((

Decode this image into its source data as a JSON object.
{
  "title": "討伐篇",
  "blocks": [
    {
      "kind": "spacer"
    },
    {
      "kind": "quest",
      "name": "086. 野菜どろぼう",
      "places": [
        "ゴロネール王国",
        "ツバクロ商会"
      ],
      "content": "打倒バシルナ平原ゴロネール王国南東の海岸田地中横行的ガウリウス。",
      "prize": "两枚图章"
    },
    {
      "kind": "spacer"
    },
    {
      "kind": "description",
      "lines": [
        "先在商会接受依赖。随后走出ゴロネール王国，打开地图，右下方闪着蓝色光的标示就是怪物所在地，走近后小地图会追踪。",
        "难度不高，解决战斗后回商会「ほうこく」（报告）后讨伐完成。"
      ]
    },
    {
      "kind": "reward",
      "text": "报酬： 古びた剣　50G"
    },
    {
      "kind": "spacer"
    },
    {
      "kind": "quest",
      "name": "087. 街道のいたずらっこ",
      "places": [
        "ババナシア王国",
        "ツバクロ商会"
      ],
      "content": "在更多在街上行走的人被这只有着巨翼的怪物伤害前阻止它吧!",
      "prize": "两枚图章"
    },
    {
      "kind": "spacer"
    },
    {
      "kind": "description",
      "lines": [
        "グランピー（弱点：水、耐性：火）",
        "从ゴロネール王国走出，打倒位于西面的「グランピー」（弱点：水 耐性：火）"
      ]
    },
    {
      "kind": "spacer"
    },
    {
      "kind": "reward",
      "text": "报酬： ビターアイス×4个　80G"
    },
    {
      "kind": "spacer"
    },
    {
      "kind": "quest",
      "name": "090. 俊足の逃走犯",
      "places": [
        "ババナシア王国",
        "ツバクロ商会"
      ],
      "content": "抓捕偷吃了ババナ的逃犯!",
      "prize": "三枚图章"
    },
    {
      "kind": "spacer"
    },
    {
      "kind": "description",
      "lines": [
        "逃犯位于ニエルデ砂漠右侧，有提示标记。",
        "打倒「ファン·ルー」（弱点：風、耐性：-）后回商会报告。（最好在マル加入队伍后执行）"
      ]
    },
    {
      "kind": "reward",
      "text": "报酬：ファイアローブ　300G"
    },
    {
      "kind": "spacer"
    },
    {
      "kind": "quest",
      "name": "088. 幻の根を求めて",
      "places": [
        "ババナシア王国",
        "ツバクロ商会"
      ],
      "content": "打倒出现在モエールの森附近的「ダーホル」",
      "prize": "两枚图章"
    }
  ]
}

))

● Exercise objective: Copy out the data shown above without altering anything.

● Problem solution:
Decode this image into its source data as a JSON object.
{
  "title": "討伐篇",
  "blocks": [
    {
      "kind": "spacer"
    },
    {
      "kind": "quest",
      "name": "086. 野菜どろぼう",
      "places": [
        "ゴロネール王国",
        "ツバクロ商会"
      ],
      "content": "打倒バシルナ平原ゴロネール王国南東の海岸田地中横行的ガウリウス。",
      "prize": "两枚图章"
    },
    {
      "kind": "spacer"
    },
    {
      "kind": "description",
      "lines": [
        "先在商会接受依赖。随后走出ゴロネール王国，打开地图，右下方闪着蓝色光的标示就是怪物所在地，走近后小地图会追踪。",
        "难度不高，解决战斗后回商会「ほうこく」（报告）后讨伐完成。"
      ]
    },
    {
      "kind": "reward",
      "text": "报酬： 古びた剣　50G"
    },
    {
      "kind": "spacer"
    },
    {
      "kind": "quest",
      "name": "087. 街道のいたずらっこ",
      "places": [
        "ババナシア王国",
        "ツバクロ商会"
      ],
      "content": "在更多在街上行走的人被这只有着巨翼的怪物伤害前阻止它吧!",
      "prize": "两枚图章"
    },
    {
      "kind": "spacer"
    },
    {
      "kind": "description",
      "lines": [
        "グランピー（弱点：水、耐性：火）",
        "从ゴロネール王国走出，打倒位于西面的「グランピー」（弱点：水 耐性：火）"
      ]
    },
    {
      "kind": "spacer"
    },
    {
      "kind": "reward",
      "text": "报酬： ビターアイス×4个　80G"
    },
    {
      "kind": "spacer"
    },
    {
      "kind": "quest",
      "name": "090. 俊足の逃走犯",
      "places": [
        "ババナシア王国",
        "ツバクロ商会"
      ],
      "content": "抓捕偷吃了ババナ的逃犯!",
      "prize": "三枚图章"
    },
    {
      "kind": "spacer"
    },
    {
      "kind": "description",
      "lines": [
        "逃犯位于ニエルデ砂漠右侧，有提示标记。",
        "打倒「ファン·ルー」（弱点：風、耐性：-）后回商会报告。（最好在マル加入队伍后执行）"
      ]
    },
    {
      "kind": "reward",
      "text": "报酬：ファイアローブ　300G"
    },
    {
      "kind": "spacer"
    },
    {
      "kind": "quest",
      "name": "088. 幻の根を求めて",
      "places": [
        "ババナシア王国",
        "ツバクロ商会"
      ],
      "content": "打倒出现在モエールの森附近的「ダーホル」",
      "prize": "两枚图章"
    }
  ]
}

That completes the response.